## PROBLEM DETAILS
Every line containing the word "praise" needs to be found and copied.

Stored entries:
=-=-=

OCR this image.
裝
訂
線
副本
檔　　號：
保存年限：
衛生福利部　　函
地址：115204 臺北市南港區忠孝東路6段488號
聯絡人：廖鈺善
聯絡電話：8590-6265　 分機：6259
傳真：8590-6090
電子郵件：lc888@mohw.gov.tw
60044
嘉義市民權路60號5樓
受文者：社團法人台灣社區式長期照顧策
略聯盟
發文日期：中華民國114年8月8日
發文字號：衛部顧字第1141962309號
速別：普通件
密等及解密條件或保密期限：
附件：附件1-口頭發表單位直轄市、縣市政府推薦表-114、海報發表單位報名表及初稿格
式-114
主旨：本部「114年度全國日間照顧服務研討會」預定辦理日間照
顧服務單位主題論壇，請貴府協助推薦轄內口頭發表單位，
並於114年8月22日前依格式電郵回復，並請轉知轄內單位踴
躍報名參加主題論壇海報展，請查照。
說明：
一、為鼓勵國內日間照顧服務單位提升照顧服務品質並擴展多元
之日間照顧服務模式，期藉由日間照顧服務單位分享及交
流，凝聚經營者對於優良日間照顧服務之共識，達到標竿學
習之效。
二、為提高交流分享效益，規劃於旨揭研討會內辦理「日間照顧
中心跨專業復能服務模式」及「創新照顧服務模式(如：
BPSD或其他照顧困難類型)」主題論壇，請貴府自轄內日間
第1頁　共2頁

=-=-=

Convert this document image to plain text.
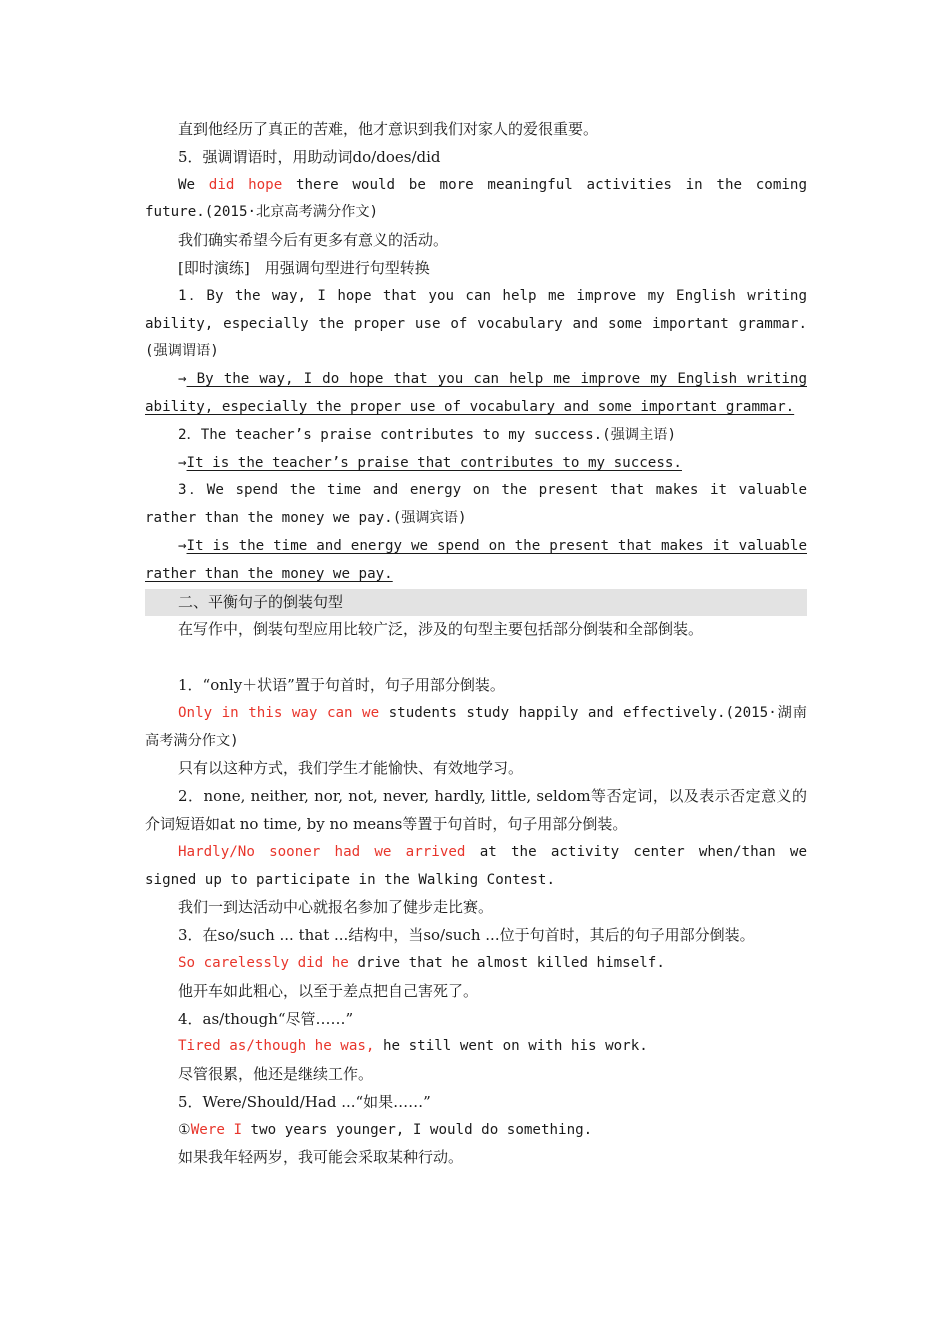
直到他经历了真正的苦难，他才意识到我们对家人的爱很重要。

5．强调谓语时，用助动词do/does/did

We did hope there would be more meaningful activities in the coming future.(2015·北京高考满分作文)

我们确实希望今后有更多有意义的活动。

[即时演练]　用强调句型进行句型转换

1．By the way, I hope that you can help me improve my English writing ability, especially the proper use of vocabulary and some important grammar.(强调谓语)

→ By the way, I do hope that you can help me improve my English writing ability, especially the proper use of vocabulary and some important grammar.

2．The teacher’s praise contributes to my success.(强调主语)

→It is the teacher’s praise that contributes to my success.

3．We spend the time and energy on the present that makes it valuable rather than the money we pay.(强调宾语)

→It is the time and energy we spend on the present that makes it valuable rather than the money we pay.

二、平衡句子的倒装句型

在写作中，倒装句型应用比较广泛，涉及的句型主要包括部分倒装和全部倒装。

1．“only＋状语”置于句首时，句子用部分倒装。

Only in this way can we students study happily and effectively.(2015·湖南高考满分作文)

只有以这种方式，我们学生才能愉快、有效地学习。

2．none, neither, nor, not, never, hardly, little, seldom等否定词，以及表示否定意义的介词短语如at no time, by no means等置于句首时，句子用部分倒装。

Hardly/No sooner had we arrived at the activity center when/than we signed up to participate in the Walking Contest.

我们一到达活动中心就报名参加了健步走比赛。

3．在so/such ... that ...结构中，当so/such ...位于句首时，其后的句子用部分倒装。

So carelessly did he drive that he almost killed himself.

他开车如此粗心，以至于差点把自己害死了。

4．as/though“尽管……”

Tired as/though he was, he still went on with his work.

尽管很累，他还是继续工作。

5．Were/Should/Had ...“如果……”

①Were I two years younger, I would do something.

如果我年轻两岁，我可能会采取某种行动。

=-=-=

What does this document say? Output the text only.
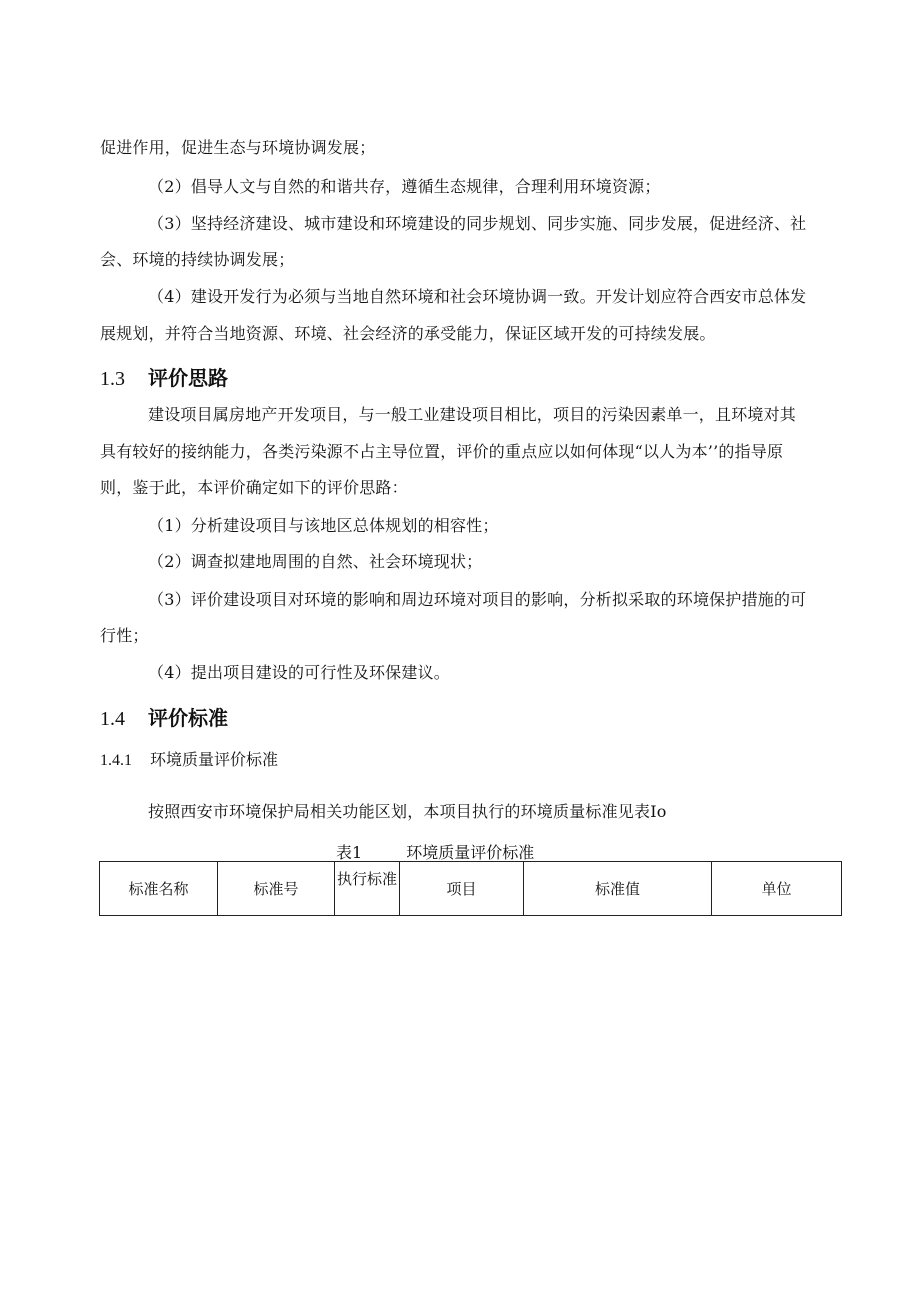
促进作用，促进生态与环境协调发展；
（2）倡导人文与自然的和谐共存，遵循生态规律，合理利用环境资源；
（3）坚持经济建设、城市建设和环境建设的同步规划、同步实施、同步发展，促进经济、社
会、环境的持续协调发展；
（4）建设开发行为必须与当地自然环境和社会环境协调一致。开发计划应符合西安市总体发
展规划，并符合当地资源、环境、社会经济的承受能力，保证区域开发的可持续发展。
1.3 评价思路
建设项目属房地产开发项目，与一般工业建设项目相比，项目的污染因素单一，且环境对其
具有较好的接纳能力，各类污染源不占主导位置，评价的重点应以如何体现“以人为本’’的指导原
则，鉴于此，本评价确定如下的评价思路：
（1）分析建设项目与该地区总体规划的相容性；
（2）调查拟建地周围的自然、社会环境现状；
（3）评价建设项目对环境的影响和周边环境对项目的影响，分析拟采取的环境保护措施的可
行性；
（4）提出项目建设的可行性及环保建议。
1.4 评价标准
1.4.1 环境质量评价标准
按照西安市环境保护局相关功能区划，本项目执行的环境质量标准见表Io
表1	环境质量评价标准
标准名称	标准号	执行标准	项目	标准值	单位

=-=-=

## THE REPLY
2．The teacher’s praise contributes to my success.(强调主语)
→It is the teacher’s praise that contributes to my success.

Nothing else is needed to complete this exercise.